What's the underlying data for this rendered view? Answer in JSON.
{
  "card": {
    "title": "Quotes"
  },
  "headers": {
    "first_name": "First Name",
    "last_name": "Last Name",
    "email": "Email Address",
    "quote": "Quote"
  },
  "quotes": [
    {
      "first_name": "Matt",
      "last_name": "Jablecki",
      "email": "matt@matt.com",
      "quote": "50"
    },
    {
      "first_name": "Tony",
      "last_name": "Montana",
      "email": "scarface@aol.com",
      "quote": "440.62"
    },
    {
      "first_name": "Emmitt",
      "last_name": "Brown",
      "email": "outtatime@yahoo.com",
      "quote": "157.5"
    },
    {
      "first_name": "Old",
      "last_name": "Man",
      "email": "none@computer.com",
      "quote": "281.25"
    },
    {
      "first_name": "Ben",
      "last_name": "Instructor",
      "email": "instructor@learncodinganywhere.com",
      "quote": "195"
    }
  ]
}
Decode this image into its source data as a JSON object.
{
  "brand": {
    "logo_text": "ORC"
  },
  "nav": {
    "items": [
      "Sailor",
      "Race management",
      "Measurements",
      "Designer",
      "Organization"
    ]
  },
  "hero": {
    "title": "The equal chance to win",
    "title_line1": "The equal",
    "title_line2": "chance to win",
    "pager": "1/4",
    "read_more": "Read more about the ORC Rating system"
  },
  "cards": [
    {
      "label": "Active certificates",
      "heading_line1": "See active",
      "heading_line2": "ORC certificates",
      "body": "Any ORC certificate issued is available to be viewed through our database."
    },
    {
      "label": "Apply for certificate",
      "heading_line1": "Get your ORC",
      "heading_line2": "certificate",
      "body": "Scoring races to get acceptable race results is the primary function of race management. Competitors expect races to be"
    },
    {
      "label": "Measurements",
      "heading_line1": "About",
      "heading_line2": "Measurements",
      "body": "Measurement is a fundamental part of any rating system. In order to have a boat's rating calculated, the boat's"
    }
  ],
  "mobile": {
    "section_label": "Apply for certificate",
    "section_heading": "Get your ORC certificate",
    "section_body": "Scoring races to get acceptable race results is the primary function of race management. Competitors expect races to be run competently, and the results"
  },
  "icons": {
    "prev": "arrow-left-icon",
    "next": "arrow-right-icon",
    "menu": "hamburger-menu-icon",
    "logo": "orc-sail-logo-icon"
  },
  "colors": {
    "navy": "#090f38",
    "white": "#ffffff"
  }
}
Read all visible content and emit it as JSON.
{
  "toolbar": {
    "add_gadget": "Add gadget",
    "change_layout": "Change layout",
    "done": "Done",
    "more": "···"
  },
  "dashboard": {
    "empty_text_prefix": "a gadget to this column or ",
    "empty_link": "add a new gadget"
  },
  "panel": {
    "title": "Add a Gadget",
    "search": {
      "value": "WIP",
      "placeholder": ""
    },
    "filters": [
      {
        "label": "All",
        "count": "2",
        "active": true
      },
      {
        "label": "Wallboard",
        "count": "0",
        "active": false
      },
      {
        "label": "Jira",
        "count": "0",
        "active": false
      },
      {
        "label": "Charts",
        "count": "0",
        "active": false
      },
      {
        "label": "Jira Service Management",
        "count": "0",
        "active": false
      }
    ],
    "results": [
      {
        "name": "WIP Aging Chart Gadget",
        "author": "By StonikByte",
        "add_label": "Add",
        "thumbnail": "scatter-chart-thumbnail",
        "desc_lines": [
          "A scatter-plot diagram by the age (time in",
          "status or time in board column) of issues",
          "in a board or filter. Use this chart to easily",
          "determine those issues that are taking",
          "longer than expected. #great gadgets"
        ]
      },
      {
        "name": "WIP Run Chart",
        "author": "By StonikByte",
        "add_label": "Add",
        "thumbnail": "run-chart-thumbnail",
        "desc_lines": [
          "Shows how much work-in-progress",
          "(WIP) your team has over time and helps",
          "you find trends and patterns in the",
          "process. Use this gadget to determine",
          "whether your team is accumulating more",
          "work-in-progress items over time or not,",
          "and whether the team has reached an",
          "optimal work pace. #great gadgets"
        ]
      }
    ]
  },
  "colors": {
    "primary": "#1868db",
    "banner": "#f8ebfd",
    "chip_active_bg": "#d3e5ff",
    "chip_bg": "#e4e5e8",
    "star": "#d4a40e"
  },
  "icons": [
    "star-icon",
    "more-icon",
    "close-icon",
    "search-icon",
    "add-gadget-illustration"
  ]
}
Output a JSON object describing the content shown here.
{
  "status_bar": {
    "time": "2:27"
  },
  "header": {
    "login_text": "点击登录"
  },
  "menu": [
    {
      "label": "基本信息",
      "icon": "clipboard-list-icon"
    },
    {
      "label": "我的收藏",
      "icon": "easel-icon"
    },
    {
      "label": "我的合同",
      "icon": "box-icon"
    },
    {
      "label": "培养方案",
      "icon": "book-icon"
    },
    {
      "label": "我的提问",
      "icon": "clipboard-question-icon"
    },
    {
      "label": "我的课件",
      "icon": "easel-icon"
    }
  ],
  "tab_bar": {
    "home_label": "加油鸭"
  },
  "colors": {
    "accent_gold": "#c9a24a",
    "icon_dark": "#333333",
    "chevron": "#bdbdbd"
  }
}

STATED EXERCISE:
Nothing but the lines from the one with "Output a JSON" through the end of the data above should be repeated, each exactly as it stands.

FULL OUTPUT:
Output a JSON object describing the content shown here.
{
  "status_bar": {
    "time": "2:27"
  },
  "header": {
    "login_text": "点击登录"
  },
  "menu": [
    {
      "label": "基本信息",
      "icon": "clipboard-list-icon"
    },
    {
      "label": "我的收藏",
      "icon": "easel-icon"
    },
    {
      "label": "我的合同",
      "icon": "box-icon"
    },
    {
      "label": "培养方案",
      "icon": "book-icon"
    },
    {
      "label": "我的提问",
      "icon": "clipboard-question-icon"
    },
    {
      "label": "我的课件",
      "icon": "easel-icon"
    }
  ],
  "tab_bar": {
    "home_label": "加油鸭"
  },
  "colors": {
    "accent_gold": "#c9a24a",
    "icon_dark": "#333333",
    "chevron": "#bdbdbd"
  }
}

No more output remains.